== AIM ==
Give every line again exactly as it appears, please, but not the pictures.

(Data records)
..............................
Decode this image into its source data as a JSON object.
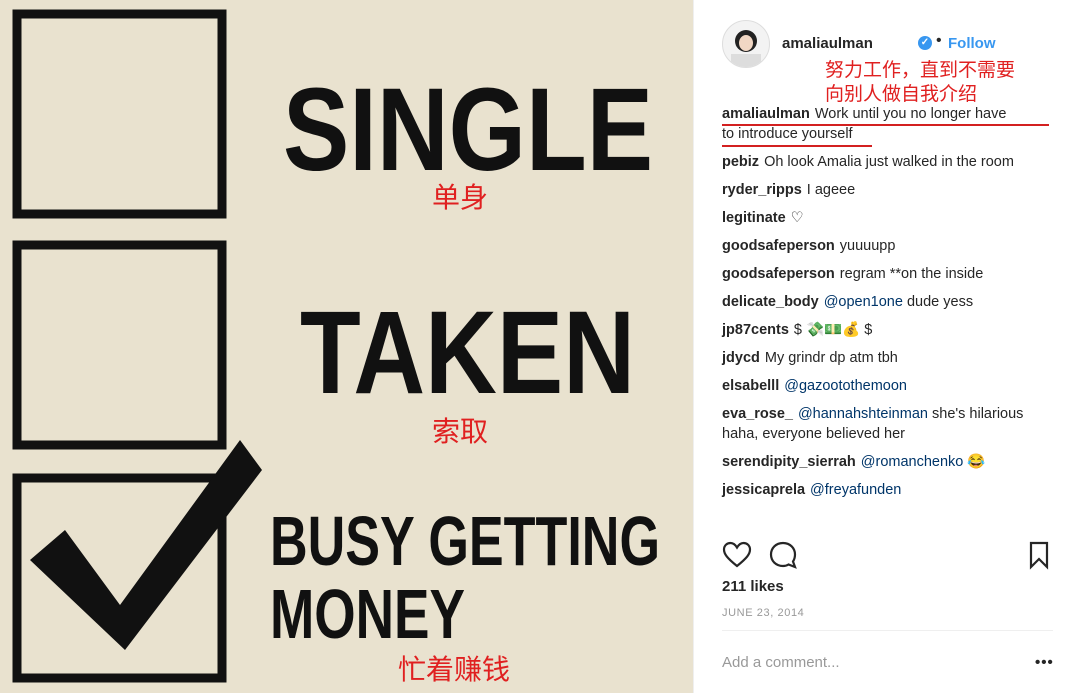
{
  "image": {
    "title_single": "SINGLE",
    "title_taken": "TAKEN",
    "title_busy_line1": "BUSY GETTING",
    "title_busy_line2": "MONEY",
    "cn_single": "单身",
    "cn_taken": "索取",
    "cn_busy": "忙着赚钱"
  },
  "header": {
    "username": "amaliaulman",
    "follow": "Follow",
    "cn_line1": "努力工作，直到不需要",
    "cn_line2": "向别人做自我介绍"
  },
  "caption": {
    "username": "amaliaulman",
    "text_line1": "Work until you no longer have",
    "text_line2": "to introduce yourself"
  },
  "comments": [
    {
      "user": "pebiz",
      "text": "Oh look Amalia just walked in the room"
    },
    {
      "user": "ryder_ripps",
      "text": "I ageee"
    },
    {
      "user": "legitinate",
      "text": "♡"
    },
    {
      "user": "goodsafeperson",
      "text": "yuuuupp"
    },
    {
      "user": "goodsafeperson",
      "text": "regram **on the inside"
    },
    {
      "user": "delicate_body",
      "mention": "@open1one",
      "text": "dude yess"
    },
    {
      "user": "jp87cents",
      "text": "$ 💸💵💰 $"
    },
    {
      "user": "jdycd",
      "text": "My grindr dp atm tbh"
    },
    {
      "user": "elsabelll",
      "mention": "@gazootothemoon",
      "text": ""
    },
    {
      "user": "eva_rose_",
      "mention": "@hannahshteinman",
      "text": "she's hilarious haha, everyone believed her"
    },
    {
      "user": "serendipity_sierrah",
      "mention": "@romanchenko",
      "text": "😂"
    },
    {
      "user": "jessicaprela",
      "mention": "@freyafunden",
      "text": ""
    }
  ],
  "likes": "211 likes",
  "date": "JUNE 23, 2014",
  "add_comment_placeholder": "Add a comment...",
  "more_label": "•••",
  "icons": [
    "heart-icon",
    "comment-icon",
    "bookmark-icon",
    "verified-icon"
  ],
  "colors": {
    "accent": "#3897f0",
    "annotation_red": "#e02020",
    "image_bg": "#e9e2cf"
  }
}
..............................
== ANSWER TO THIS TASK ==
Decode this image into its source data as a JSON object.
{
  "image": {
    "title_single": "SINGLE",
    "title_taken": "TAKEN",
    "title_busy_line1": "BUSY GETTING",
    "title_busy_line2": "MONEY",
    "cn_single": "单身",
    "cn_taken": "索取",
    "cn_busy": "忙着赚钱"
  },
  "header": {
    "username": "amaliaulman",
    "follow": "Follow",
    "cn_line1": "努力工作，直到不需要",
    "cn_line2": "向别人做自我介绍"
  },
  "caption": {
    "username": "amaliaulman",
    "text_line1": "Work until you no longer have",
    "text_line2": "to introduce yourself"
  },
  "comments": [
    {
      "user": "pebiz",
      "text": "Oh look Amalia just walked in the room"
    },
    {
      "user": "ryder_ripps",
      "text": "I ageee"
    },
    {
      "user": "legitinate",
      "text": "♡"
    },
    {
      "user": "goodsafeperson",
      "text": "yuuuupp"
    },
    {
      "user": "goodsafeperson",
      "text": "regram **on the inside"
    },
    {
      "user": "delicate_body",
      "mention": "@open1one",
      "text": "dude yess"
    },
    {
      "user": "jp87cents",
      "text": "$ 💸💵💰 $"
    },
    {
      "user": "jdycd",
      "text": "My grindr dp atm tbh"
    },
    {
      "user": "elsabelll",
      "mention": "@gazootothemoon",
      "text": ""
    },
    {
      "user": "eva_rose_",
      "mention": "@hannahshteinman",
      "text": "she's hilarious haha, everyone believed her"
    },
    {
      "user": "serendipity_sierrah",
      "mention": "@romanchenko",
      "text": "😂"
    },
    {
      "user": "jessicaprela",
      "mention": "@freyafunden",
      "text": ""
    }
  ],
  "likes": "211 likes",
  "date": "JUNE 23, 2014",
  "add_comment_placeholder": "Add a comment...",
  "more_label": "•••",
  "icons": [
    "heart-icon",
    "comment-icon",
    "bookmark-icon",
    "verified-icon"
  ],
  "colors": {
    "accent": "#3897f0",
    "annotation_red": "#e02020",
    "image_bg": "#e9e2cf"
  }
}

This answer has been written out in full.